(Stored data)
• • • • • • •

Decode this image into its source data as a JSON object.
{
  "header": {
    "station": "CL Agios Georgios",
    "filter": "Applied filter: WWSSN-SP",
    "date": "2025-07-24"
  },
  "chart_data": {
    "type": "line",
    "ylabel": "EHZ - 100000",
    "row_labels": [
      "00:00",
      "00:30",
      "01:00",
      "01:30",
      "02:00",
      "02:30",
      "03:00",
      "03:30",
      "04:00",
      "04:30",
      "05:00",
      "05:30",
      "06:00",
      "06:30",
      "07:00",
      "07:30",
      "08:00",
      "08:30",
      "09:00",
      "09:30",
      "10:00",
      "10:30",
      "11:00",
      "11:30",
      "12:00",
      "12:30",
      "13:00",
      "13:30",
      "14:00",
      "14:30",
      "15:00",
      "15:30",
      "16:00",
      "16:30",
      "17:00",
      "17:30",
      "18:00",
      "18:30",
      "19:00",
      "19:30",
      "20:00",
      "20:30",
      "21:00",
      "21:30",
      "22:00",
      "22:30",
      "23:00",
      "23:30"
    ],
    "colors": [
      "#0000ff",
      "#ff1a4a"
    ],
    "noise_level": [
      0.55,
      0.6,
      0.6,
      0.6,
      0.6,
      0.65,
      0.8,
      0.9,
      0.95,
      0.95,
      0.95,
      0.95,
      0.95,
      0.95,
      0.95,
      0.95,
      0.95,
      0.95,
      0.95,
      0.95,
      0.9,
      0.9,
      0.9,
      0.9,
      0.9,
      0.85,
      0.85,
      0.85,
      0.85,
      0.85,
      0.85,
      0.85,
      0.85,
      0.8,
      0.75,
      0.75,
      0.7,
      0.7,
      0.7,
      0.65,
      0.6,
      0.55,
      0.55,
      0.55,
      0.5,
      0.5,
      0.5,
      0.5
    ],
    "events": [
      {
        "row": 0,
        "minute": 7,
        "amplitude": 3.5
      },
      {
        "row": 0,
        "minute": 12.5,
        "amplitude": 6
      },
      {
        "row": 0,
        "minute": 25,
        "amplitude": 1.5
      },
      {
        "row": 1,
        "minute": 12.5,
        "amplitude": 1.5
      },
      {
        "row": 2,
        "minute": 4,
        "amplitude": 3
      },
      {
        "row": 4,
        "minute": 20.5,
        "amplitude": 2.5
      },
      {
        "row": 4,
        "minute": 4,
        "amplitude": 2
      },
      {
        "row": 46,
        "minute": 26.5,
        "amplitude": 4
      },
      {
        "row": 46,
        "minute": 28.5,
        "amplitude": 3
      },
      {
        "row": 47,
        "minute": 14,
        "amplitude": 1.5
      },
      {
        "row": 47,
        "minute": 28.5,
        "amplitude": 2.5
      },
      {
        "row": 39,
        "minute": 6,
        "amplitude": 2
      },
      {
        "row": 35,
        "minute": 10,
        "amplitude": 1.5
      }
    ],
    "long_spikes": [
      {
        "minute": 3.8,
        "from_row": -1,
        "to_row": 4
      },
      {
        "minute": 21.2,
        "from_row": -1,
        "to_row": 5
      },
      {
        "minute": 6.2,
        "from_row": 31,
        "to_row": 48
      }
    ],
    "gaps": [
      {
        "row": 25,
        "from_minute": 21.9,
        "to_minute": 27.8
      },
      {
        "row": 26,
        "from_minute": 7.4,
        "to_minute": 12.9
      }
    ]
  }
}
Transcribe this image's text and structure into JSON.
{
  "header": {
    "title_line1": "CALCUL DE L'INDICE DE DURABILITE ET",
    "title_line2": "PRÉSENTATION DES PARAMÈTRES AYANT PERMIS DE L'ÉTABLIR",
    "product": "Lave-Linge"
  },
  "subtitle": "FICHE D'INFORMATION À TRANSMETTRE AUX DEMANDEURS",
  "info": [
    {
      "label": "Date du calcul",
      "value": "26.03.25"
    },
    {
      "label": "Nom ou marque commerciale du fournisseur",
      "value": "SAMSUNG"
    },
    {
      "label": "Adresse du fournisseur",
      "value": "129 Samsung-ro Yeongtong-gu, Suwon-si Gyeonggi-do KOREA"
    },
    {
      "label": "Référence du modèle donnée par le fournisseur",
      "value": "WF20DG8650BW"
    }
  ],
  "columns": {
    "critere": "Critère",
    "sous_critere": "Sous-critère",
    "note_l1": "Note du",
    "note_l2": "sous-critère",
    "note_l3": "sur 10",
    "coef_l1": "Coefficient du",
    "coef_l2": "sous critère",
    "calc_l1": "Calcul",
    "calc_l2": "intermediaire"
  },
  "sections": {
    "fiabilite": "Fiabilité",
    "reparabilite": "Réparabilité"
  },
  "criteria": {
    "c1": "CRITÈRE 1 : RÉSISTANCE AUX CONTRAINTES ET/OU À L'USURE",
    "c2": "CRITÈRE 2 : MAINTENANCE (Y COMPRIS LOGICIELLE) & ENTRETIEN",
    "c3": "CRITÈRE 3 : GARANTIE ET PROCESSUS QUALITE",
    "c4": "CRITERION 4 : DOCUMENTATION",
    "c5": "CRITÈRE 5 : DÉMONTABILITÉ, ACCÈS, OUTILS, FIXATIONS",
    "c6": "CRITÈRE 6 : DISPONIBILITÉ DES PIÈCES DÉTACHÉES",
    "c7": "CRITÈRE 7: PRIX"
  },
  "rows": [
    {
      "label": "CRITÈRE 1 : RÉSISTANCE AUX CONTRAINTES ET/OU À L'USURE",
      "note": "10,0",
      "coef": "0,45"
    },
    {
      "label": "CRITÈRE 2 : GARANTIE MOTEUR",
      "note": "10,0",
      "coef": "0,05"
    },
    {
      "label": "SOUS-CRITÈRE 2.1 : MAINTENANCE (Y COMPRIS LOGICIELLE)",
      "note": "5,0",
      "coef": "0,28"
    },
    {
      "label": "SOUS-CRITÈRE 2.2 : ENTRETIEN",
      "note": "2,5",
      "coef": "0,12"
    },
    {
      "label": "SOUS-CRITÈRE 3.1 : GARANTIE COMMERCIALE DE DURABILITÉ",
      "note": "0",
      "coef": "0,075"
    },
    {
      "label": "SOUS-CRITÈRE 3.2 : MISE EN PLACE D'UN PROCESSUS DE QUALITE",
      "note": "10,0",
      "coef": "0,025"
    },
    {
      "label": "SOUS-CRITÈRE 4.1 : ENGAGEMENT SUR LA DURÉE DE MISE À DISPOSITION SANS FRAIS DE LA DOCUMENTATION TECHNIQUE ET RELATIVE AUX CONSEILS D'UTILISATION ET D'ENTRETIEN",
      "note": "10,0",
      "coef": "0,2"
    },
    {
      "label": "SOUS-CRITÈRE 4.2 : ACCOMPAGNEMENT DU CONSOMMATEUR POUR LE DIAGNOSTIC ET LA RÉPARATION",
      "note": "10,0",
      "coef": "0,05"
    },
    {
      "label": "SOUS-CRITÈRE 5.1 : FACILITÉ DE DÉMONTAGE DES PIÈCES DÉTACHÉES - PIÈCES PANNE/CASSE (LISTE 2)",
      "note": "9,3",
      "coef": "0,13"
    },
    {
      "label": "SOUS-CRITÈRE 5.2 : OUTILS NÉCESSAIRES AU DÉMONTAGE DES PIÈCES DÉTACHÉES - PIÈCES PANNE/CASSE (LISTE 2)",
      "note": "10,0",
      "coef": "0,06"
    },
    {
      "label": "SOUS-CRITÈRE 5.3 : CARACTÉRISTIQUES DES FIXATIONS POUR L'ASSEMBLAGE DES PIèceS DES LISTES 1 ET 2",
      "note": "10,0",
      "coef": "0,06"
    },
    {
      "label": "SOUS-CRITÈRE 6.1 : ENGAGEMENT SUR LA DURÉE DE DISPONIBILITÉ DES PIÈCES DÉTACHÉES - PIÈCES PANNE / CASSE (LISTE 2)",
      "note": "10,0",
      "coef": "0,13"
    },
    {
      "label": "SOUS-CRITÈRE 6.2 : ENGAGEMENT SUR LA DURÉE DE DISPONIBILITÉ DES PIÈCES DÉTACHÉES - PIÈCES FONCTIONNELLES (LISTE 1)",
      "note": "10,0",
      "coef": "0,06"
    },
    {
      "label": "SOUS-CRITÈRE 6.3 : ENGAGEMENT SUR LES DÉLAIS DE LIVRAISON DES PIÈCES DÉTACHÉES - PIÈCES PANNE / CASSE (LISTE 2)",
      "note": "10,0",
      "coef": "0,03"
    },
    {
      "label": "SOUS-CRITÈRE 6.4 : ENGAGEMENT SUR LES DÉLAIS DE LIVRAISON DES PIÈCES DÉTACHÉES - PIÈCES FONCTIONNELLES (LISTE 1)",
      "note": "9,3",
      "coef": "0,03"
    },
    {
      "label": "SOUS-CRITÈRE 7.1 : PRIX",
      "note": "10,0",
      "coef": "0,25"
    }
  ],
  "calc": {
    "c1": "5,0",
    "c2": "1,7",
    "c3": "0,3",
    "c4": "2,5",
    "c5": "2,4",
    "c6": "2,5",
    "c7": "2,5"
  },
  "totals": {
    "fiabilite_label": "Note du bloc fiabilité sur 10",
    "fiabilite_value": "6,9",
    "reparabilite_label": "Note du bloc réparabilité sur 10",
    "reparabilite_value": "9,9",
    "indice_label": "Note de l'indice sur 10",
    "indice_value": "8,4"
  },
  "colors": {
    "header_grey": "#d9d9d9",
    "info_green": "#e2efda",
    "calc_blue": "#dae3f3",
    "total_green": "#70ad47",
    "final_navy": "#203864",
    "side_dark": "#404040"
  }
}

• • • • • • •

● **What the task asks**:
Search the lines above for the string "POUR", then show every one that has it.

● **Expected output**:
      "label": "SOUS-CRITÈRE 4.2 : ACCOMPAGNEMENT DU CONSOMMATEUR POUR LE DIAGNOSTIC ET LA RÉPARATION",
      "label": "SOUS-CRITÈRE 5.3 : CARACTÉRISTIQUES DES FIXATIONS POUR L'ASSEMBLAGE DES PIèceS DES LISTES 1 ET 2",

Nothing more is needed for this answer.